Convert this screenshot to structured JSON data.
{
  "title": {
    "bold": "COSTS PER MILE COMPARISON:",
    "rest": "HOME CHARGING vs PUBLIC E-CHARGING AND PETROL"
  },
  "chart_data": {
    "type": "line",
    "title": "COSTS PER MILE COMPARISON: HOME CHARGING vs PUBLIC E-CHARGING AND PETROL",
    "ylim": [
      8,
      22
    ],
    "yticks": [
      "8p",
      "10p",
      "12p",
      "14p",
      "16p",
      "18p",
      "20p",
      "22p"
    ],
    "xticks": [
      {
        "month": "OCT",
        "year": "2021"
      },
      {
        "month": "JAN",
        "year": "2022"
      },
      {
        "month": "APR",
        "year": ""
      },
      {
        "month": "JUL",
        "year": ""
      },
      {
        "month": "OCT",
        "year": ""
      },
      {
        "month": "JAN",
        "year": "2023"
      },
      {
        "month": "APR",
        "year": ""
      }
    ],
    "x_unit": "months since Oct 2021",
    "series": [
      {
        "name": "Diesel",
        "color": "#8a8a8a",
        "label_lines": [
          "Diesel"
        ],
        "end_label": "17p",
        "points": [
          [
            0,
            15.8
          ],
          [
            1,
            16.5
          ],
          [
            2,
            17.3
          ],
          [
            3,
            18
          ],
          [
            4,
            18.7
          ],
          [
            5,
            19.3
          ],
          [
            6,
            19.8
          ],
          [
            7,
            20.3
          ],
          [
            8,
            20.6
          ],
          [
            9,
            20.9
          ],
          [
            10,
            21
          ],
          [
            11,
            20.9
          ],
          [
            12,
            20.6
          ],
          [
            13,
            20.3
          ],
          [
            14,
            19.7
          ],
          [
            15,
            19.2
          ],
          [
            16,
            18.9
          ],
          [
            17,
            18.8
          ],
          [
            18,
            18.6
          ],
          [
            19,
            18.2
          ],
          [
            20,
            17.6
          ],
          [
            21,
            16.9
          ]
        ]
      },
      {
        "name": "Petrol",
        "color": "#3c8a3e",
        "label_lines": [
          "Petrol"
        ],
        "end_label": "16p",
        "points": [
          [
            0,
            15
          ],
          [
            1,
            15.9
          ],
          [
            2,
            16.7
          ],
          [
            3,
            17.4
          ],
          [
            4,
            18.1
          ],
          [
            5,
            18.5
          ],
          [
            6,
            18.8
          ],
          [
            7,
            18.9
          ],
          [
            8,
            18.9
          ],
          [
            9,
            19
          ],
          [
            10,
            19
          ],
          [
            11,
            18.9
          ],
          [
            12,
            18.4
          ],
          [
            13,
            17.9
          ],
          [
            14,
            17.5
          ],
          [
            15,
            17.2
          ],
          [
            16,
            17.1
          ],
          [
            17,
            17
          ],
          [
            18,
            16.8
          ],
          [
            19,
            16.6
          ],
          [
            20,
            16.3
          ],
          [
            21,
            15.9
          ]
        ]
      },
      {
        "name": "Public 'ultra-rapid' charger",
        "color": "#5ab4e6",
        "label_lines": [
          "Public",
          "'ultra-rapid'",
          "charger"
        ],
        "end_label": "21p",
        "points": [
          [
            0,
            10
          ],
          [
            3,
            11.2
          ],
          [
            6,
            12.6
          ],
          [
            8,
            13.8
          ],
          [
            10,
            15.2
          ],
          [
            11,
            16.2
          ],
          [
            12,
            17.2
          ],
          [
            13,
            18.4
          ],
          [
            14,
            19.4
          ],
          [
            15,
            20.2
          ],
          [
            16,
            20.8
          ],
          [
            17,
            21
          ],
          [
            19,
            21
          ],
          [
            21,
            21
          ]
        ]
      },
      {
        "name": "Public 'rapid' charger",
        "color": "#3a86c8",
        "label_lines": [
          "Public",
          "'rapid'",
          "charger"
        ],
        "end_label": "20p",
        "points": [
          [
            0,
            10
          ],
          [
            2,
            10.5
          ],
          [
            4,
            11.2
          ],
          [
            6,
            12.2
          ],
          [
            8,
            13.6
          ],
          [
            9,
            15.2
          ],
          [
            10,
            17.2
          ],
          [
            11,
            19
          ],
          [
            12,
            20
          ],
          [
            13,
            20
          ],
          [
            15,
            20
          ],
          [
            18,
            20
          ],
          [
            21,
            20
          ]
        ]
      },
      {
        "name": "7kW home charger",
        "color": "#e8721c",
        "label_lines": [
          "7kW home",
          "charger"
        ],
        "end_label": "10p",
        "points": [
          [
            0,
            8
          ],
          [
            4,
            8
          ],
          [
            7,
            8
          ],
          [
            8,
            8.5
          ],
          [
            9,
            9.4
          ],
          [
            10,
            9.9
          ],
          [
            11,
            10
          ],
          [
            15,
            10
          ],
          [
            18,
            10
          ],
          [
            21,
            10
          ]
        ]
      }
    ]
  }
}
□ □ □ □ □
Copy every line of the records word for word.

Result ->
Convert this screenshot to structured JSON data.
{
  "title": {
    "bold": "COSTS PER MILE COMPARISON:",
    "rest": "HOME CHARGING vs PUBLIC E-CHARGING AND PETROL"
  },
  "chart_data": {
    "type": "line",
    "title": "COSTS PER MILE COMPARISON: HOME CHARGING vs PUBLIC E-CHARGING AND PETROL",
    "ylim": [
      8,
      22
    ],
    "yticks": [
      "8p",
      "10p",
      "12p",
      "14p",
      "16p",
      "18p",
      "20p",
      "22p"
    ],
    "xticks": [
      {
        "month": "OCT",
        "year": "2021"
      },
      {
        "month": "JAN",
        "year": "2022"
      },
      {
        "month": "APR",
        "year": ""
      },
      {
        "month": "JUL",
        "year": ""
      },
      {
        "month": "OCT",
        "year": ""
      },
      {
        "month": "JAN",
        "year": "2023"
      },
      {
        "month": "APR",
        "year": ""
      }
    ],
    "x_unit": "months since Oct 2021",
    "series": [
      {
        "name": "Diesel",
        "color": "#8a8a8a",
        "label_lines": [
          "Diesel"
        ],
        "end_label": "17p",
        "points": [
          [
            0,
            15.8
          ],
          [
            1,
            16.5
          ],
          [
            2,
            17.3
          ],
          [
            3,
            18
          ],
          [
            4,
            18.7
          ],
          [
            5,
            19.3
          ],
          [
            6,
            19.8
          ],
          [
            7,
            20.3
          ],
          [
            8,
            20.6
          ],
          [
            9,
            20.9
          ],
          [
            10,
            21
          ],
          [
            11,
            20.9
          ],
          [
            12,
            20.6
          ],
          [
            13,
            20.3
          ],
          [
            14,
            19.7
          ],
          [
            15,
            19.2
          ],
          [
            16,
            18.9
          ],
          [
            17,
            18.8
          ],
          [
            18,
            18.6
          ],
          [
            19,
            18.2
          ],
          [
            20,
            17.6
          ],
          [
            21,
            16.9
          ]
        ]
      },
      {
        "name": "Petrol",
        "color": "#3c8a3e",
        "label_lines": [
          "Petrol"
        ],
        "end_label": "16p",
        "points": [
          [
            0,
            15
          ],
          [
            1,
            15.9
          ],
          [
            2,
            16.7
          ],
          [
            3,
            17.4
          ],
          [
            4,
            18.1
          ],
          [
            5,
            18.5
          ],
          [
            6,
            18.8
          ],
          [
            7,
            18.9
          ],
          [
            8,
            18.9
          ],
          [
            9,
            19
          ],
          [
            10,
            19
          ],
          [
            11,
            18.9
          ],
          [
            12,
            18.4
          ],
          [
            13,
            17.9
          ],
          [
            14,
            17.5
          ],
          [
            15,
            17.2
          ],
          [
            16,
            17.1
          ],
          [
            17,
            17
          ],
          [
            18,
            16.8
          ],
          [
            19,
            16.6
          ],
          [
            20,
            16.3
          ],
          [
            21,
            15.9
          ]
        ]
      },
      {
        "name": "Public 'ultra-rapid' charger",
        "color": "#5ab4e6",
        "label_lines": [
          "Public",
          "'ultra-rapid'",
          "charger"
        ],
        "end_label": "21p",
        "points": [
          [
            0,
            10
          ],
          [
            3,
            11.2
          ],
          [
            6,
            12.6
          ],
          [
            8,
            13.8
          ],
          [
            10,
            15.2
          ],
          [
            11,
            16.2
          ],
          [
            12,
            17.2
          ],
          [
            13,
            18.4
          ],
          [
            14,
            19.4
          ],
          [
            15,
            20.2
          ],
          [
            16,
            20.8
          ],
          [
            17,
            21
          ],
          [
            19,
            21
          ],
          [
            21,
            21
          ]
        ]
      },
      {
        "name": "Public 'rapid' charger",
        "color": "#3a86c8",
        "label_lines": [
          "Public",
          "'rapid'",
          "charger"
        ],
        "end_label": "20p",
        "points": [
          [
            0,
            10
          ],
          [
            2,
            10.5
          ],
          [
            4,
            11.2
          ],
          [
            6,
            12.2
          ],
          [
            8,
            13.6
          ],
          [
            9,
            15.2
          ],
          [
            10,
            17.2
          ],
          [
            11,
            19
          ],
          [
            12,
            20
          ],
          [
            13,
            20
          ],
          [
            15,
            20
          ],
          [
            18,
            20
          ],
          [
            21,
            20
          ]
        ]
      },
      {
        "name": "7kW home charger",
        "color": "#e8721c",
        "label_lines": [
          "7kW home",
          "charger"
        ],
        "end_label": "10p",
        "points": [
          [
            0,
            8
          ],
          [
            4,
            8
          ],
          [
            7,
            8
          ],
          [
            8,
            8.5
          ],
          [
            9,
            9.4
          ],
          [
            10,
            9.9
          ],
          [
            11,
            10
          ],
          [
            15,
            10
          ],
          [
            18,
            10
          ],
          [
            21,
            10
          ]
        ]
      }
    ]
  }
}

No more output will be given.